#### Instructions for the task
Using the data beneath, show every line that includes the word "test".

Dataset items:
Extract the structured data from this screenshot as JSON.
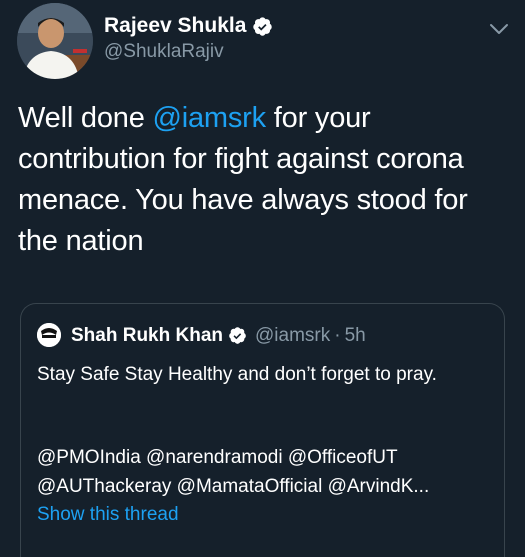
{
  "tweet": {
    "author": {
      "name": "Rajeev Shukla",
      "handle": "@ShuklaRajiv",
      "verified": true
    },
    "text_before": "Well done ",
    "mention": "@iamsrk",
    "text_after": " for your contribution for fight against corona menace. You have always stood for the nation"
  },
  "quote": {
    "author": {
      "name": "Shah Rukh Khan",
      "handle": "@iamsrk",
      "verified": true
    },
    "separator": "·",
    "time": "5h",
    "text": "Stay Safe Stay Healthy and don’t forget to pray.",
    "mentions_line1": "@PMOIndia @narendramodi @OfficeofUT",
    "mentions_line2": "@AUThackeray @MamataOfficial @ArvindK...",
    "show_thread": "Show this thread"
  },
  "icons": {
    "verified": "verified-badge-icon",
    "caret": "chevron-down-icon"
  },
  "colors": {
    "background": "#15202b",
    "accent": "#1da1f2",
    "secondary_text": "#8899a6",
    "border": "#38444d"
  }
}
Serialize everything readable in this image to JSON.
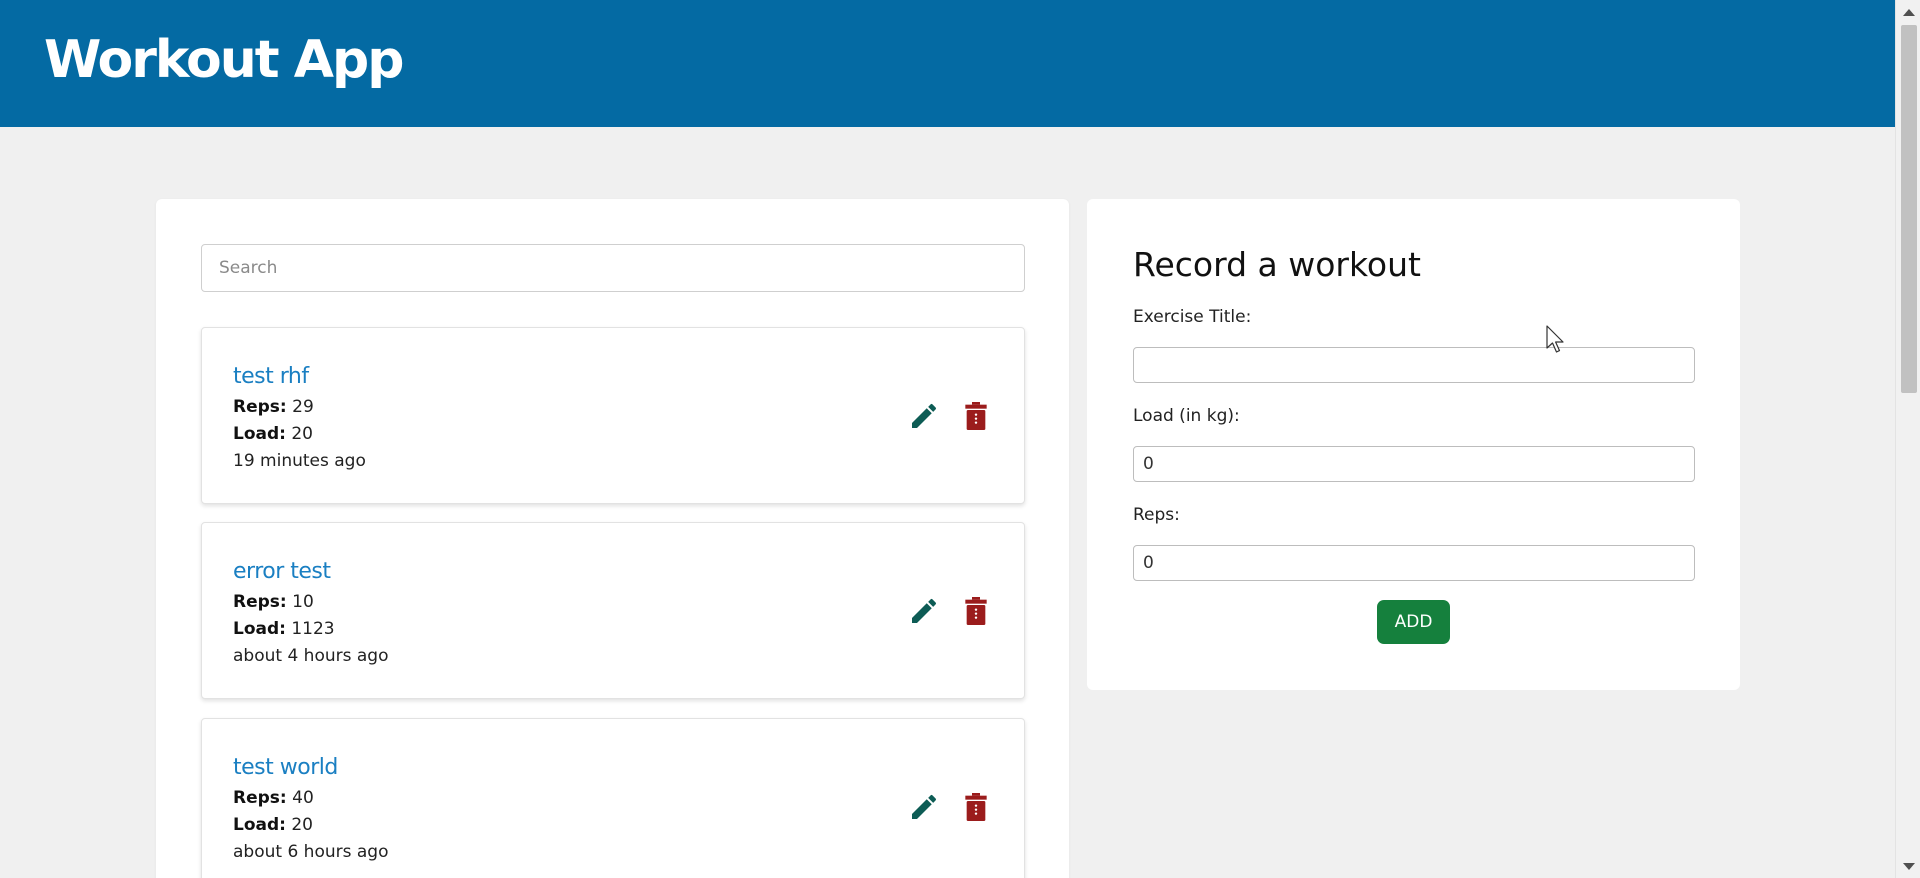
{
  "header": {
    "title": "Workout App"
  },
  "search": {
    "placeholder": "Search",
    "value": ""
  },
  "workouts": [
    {
      "title": "test rhf",
      "reps_label": "Reps:",
      "reps": "29",
      "load_label": "Load:",
      "load": "20",
      "time": "19 minutes ago"
    },
    {
      "title": "error test",
      "reps_label": "Reps:",
      "reps": "10",
      "load_label": "Load:",
      "load": "1123",
      "time": "about 4 hours ago"
    },
    {
      "title": "test world",
      "reps_label": "Reps:",
      "reps": "40",
      "load_label": "Load:",
      "load": "20",
      "time": "about 6 hours ago"
    }
  ],
  "form": {
    "title": "Record a workout",
    "exercise_label": "Exercise Title:",
    "exercise_value": "",
    "load_label": "Load (in kg):",
    "load_value": "0",
    "reps_label": "Reps:",
    "reps_value": "0",
    "add_label": "ADD"
  },
  "icons": {
    "edit": "pencil-icon",
    "delete": "trash-icon"
  },
  "colors": {
    "header_bg": "#046aa3",
    "workout_title": "#1a7fc2",
    "edit_icon": "#0d5c55",
    "delete_icon": "#9b1c1c",
    "add_button": "#15803d",
    "page_bg": "#f0f0f0"
  }
}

#### Task solution
      "title": "test rhf",
      "title": "error test",
      "title": "test world",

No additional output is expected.